■ **Task description**: Repeat every line of the listing below exactly, minus the pictures.

■ **Records for this task**:
------------------------------------------------------------------------
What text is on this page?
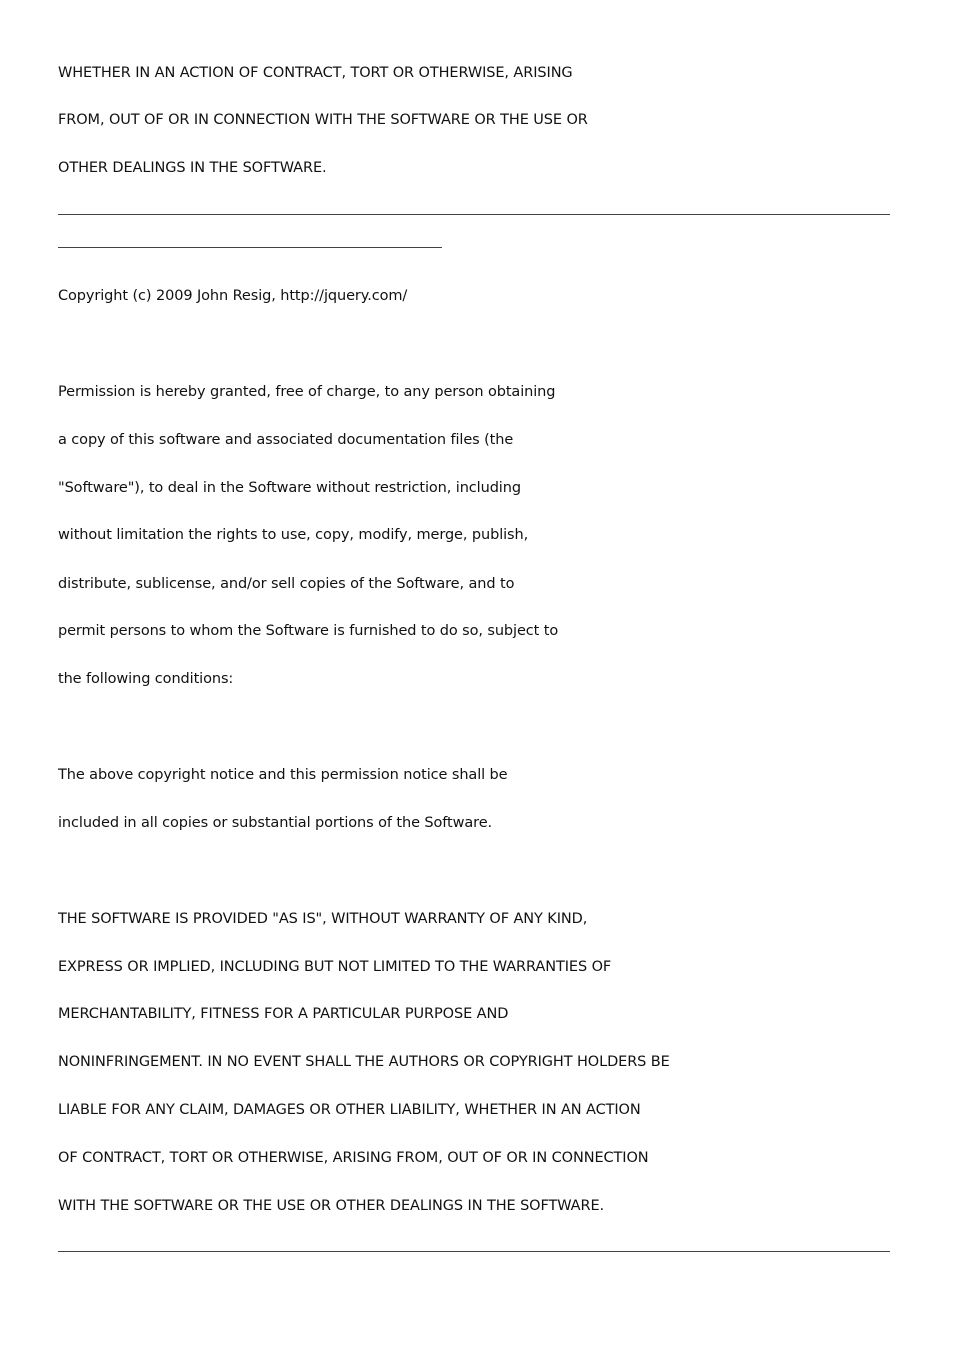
WHETHER IN AN ACTION OF CONTRACT, TORT OR OTHERWISE, ARISING
FROM, OUT OF OR IN CONNECTION WITH THE SOFTWARE OR THE USE OR
OTHER DEALINGS IN THE SOFTWARE.
Copyright (c) 2009 John Resig, http://jquery.com/
Permission is hereby granted, free of charge, to any person obtaining
a copy of this software and associated documentation files (the
"Software"), to deal in the Software without restriction, including
without limitation the rights to use, copy, modify, merge, publish,
distribute, sublicense, and/or sell copies of the Software, and to
permit persons to whom the Software is furnished to do so, subject to
the following conditions:
The above copyright notice and this permission notice shall be
included in all copies or substantial portions of the Software.
THE SOFTWARE IS PROVIDED "AS IS", WITHOUT WARRANTY OF ANY KIND,
EXPRESS OR IMPLIED, INCLUDING BUT NOT LIMITED TO THE WARRANTIES OF
MERCHANTABILITY, FITNESS FOR A PARTICULAR PURPOSE AND
NONINFRINGEMENT. IN NO EVENT SHALL THE AUTHORS OR COPYRIGHT HOLDERS BE
LIABLE FOR ANY CLAIM, DAMAGES OR OTHER LIABILITY, WHETHER IN AN ACTION
OF CONTRACT, TORT OR OTHERWISE, ARISING FROM, OUT OF OR IN CONNECTION
WITH THE SOFTWARE OR THE USE OR OTHER DEALINGS IN THE SOFTWARE.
------------------------------------------------------------------------
■ **Result for this task**:
What text is on this page?
WHETHER IN AN ACTION OF CONTRACT, TORT OR OTHERWISE, ARISING
FROM, OUT OF OR IN CONNECTION WITH THE SOFTWARE OR THE USE OR
OTHER DEALINGS IN THE SOFTWARE.
Copyright (c) 2009 John Resig, http://jquery.com/
Permission is hereby granted, free of charge, to any person obtaining
a copy of this software and associated documentation files (the
"Software"), to deal in the Software without restriction, including
without limitation the rights to use, copy, modify, merge, publish,
distribute, sublicense, and/or sell copies of the Software, and to
permit persons to whom the Software is furnished to do so, subject to
the following conditions:
The above copyright notice and this permission notice shall be
included in all copies or substantial portions of the Software.
THE SOFTWARE IS PROVIDED "AS IS", WITHOUT WARRANTY OF ANY KIND,
EXPRESS OR IMPLIED, INCLUDING BUT NOT LIMITED TO THE WARRANTIES OF
MERCHANTABILITY, FITNESS FOR A PARTICULAR PURPOSE AND
NONINFRINGEMENT. IN NO EVENT SHALL THE AUTHORS OR COPYRIGHT HOLDERS BE
LIABLE FOR ANY CLAIM, DAMAGES OR OTHER LIABILITY, WHETHER IN AN ACTION
OF CONTRACT, TORT OR OTHERWISE, ARISING FROM, OUT OF OR IN CONNECTION
WITH THE SOFTWARE OR THE USE OR OTHER DEALINGS IN THE SOFTWARE.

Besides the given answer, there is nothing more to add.